▶ **Objective**
Pick out every line holding the string "JSON" and copy it.

Dataset items:
/---

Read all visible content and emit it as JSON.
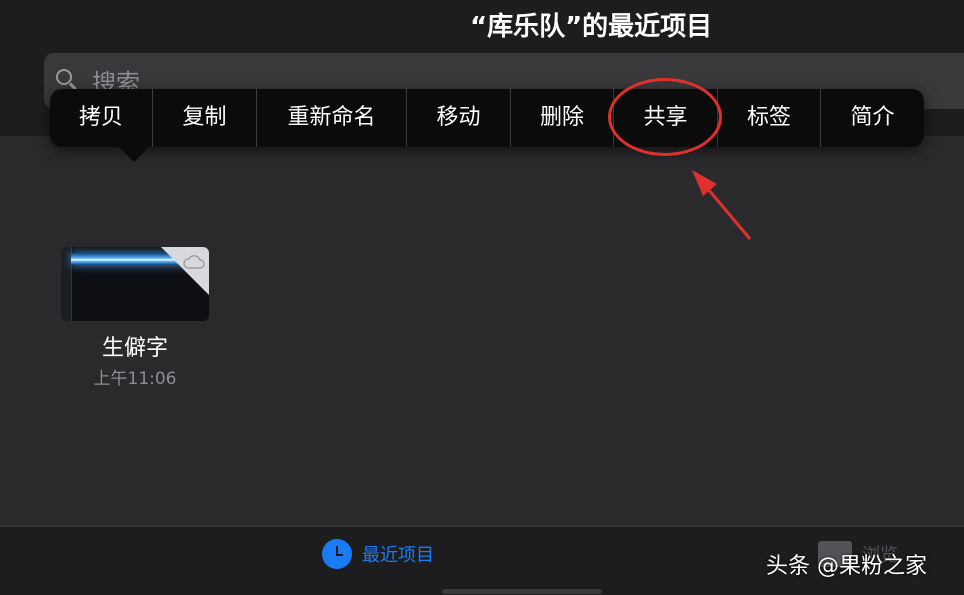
{
  "header": {
    "title": "“库乐队”的最近项目"
  },
  "search": {
    "placeholder": "搜索"
  },
  "context_menu": {
    "items": [
      {
        "label": "拷贝",
        "name": "copy"
      },
      {
        "label": "复制",
        "name": "duplicate"
      },
      {
        "label": "重新命名",
        "name": "rename"
      },
      {
        "label": "移动",
        "name": "move"
      },
      {
        "label": "删除",
        "name": "delete"
      },
      {
        "label": "共享",
        "name": "share"
      },
      {
        "label": "标签",
        "name": "tags"
      },
      {
        "label": "简介",
        "name": "info"
      }
    ],
    "highlighted": "共享"
  },
  "files": [
    {
      "name": "生僻字",
      "time": "上午11:06"
    }
  ],
  "tab_bar": {
    "recents": {
      "label": "最近项目",
      "icon": "clock-icon"
    },
    "browse": {
      "label": "浏览",
      "icon": "folder-icon"
    }
  },
  "watermark": "头条 @果粉之家",
  "colors": {
    "accent": "#1a7cf5",
    "annotation": "#e0302d",
    "menu_bg": "#0b0b0c",
    "background": "#2a2a2c"
  }
}
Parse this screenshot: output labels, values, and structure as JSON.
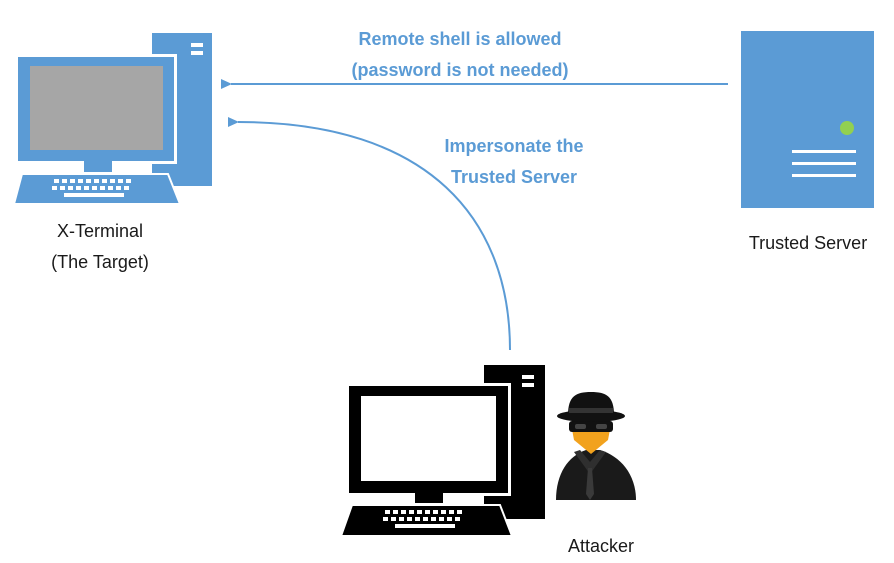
{
  "colors": {
    "blue": "#5b9bd5",
    "blue_text": "#5b9bd5",
    "monitor_screen": "#a6a6a6",
    "black": "#000000",
    "attacker_skin": "#f2a21d"
  },
  "nodes": {
    "x_terminal": {
      "icon": "desktop-computer-icon",
      "label_line1": "X-Terminal",
      "label_line2": "(The Target)"
    },
    "trusted_server": {
      "icon": "server-tower-icon",
      "label": "Trusted Server"
    },
    "attacker_pc": {
      "icon": "desktop-computer-icon"
    },
    "attacker_person": {
      "icon": "spy-hacker-icon",
      "label": "Attacker"
    }
  },
  "edges": {
    "trust": {
      "from": "Trusted Server",
      "to": "X-Terminal",
      "label_line1": "Remote shell is allowed",
      "label_line2": "(password is not needed)"
    },
    "impersonation": {
      "from": "Attacker",
      "to": "X-Terminal",
      "label_line1": "Impersonate the",
      "label_line2": "Trusted Server"
    }
  }
}
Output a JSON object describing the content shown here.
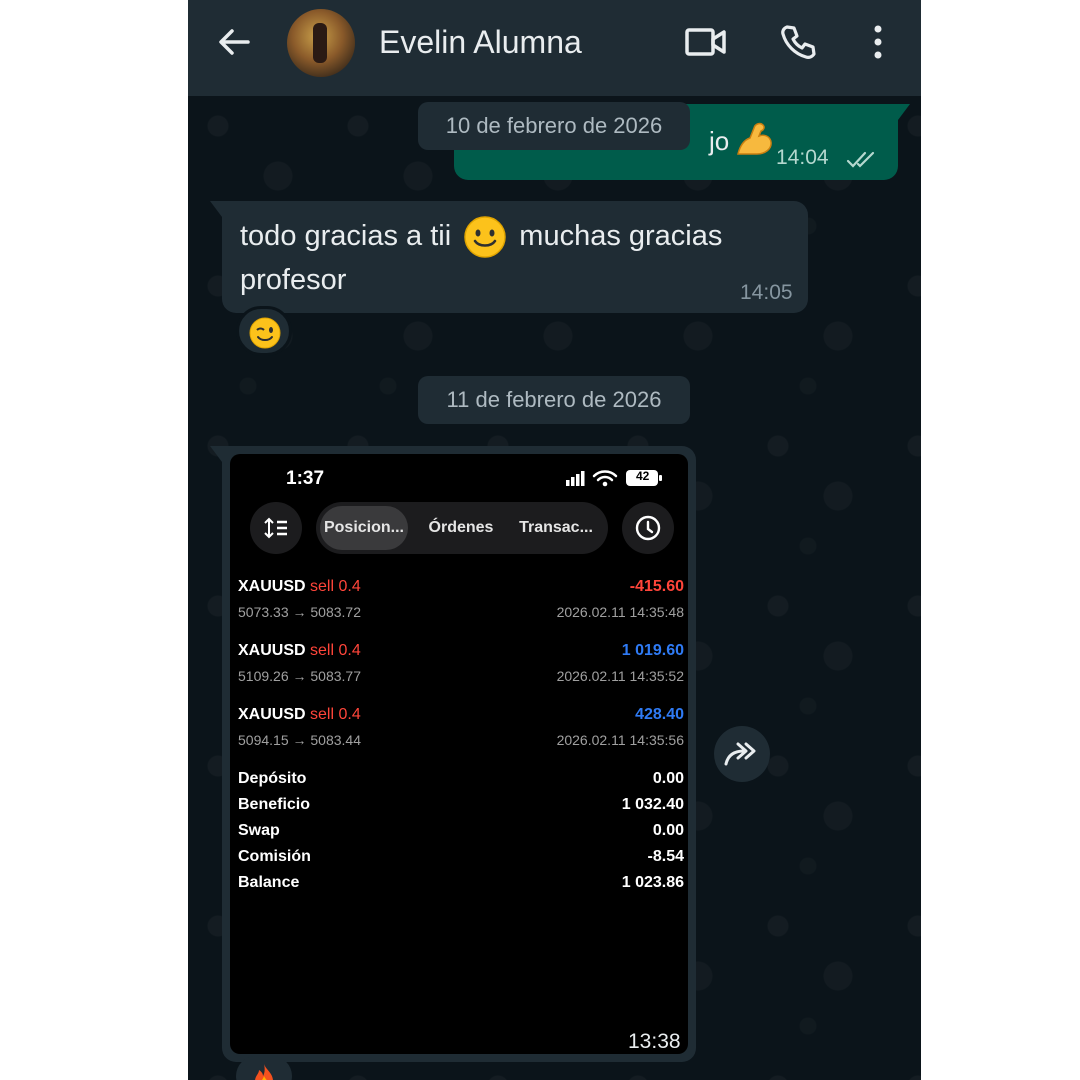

\---

▶ **Response**
Read all visible content and emit it as JSON.
Parse this screenshot: output labels, values, and structure as JSON.
Output a JSON object describing the content shown here.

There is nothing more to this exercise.